-- Begin RECORDS --

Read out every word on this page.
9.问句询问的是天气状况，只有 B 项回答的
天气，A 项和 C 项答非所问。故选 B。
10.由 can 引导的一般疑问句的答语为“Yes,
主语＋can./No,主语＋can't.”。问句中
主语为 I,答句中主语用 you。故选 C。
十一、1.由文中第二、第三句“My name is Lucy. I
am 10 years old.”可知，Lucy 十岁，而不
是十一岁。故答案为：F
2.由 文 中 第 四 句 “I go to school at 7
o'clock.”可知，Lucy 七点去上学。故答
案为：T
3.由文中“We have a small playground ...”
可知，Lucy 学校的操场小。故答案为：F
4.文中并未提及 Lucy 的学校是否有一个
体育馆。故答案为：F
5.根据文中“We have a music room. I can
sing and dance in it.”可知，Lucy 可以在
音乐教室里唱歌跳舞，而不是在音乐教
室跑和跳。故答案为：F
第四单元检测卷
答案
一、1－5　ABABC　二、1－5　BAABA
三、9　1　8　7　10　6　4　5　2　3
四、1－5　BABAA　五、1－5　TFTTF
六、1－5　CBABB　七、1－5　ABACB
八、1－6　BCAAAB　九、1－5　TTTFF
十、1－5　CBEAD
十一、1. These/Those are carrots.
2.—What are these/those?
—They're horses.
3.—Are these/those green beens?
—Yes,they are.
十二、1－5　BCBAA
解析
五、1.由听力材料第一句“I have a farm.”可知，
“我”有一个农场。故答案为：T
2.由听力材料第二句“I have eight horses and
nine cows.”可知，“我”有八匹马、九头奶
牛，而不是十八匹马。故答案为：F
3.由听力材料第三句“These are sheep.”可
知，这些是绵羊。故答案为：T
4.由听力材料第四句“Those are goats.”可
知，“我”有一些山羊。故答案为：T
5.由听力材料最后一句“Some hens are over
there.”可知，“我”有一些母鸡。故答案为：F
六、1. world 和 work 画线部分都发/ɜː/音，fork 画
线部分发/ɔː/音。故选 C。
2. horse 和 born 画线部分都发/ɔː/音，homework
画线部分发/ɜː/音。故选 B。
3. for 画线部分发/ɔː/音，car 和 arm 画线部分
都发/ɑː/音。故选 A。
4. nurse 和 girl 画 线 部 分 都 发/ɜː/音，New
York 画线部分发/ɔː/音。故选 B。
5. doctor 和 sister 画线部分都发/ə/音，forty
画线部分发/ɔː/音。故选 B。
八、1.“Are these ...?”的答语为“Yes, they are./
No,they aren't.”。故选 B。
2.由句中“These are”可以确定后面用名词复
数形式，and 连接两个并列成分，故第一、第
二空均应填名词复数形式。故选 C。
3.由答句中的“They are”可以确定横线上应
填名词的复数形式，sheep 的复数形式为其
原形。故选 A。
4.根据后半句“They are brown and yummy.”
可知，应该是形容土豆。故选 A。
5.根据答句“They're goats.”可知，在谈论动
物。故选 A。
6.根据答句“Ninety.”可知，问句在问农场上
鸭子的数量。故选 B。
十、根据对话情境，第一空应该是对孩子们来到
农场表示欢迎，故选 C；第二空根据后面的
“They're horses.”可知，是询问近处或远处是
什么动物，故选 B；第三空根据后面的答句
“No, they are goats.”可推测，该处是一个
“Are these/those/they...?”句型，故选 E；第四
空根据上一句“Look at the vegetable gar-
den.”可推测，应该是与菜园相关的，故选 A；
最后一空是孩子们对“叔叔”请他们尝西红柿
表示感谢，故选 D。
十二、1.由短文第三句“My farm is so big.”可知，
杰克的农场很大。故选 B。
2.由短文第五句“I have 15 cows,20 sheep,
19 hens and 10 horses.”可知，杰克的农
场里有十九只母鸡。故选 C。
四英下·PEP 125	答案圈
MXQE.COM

-- End RECORDS --

# SET EXERCISE
Where a line holds the string "hens", copy that line.

# SOLUTION
5.由听力材料最后一句“Some hens are over
19 hens and 10 horses.”可知，杰克的农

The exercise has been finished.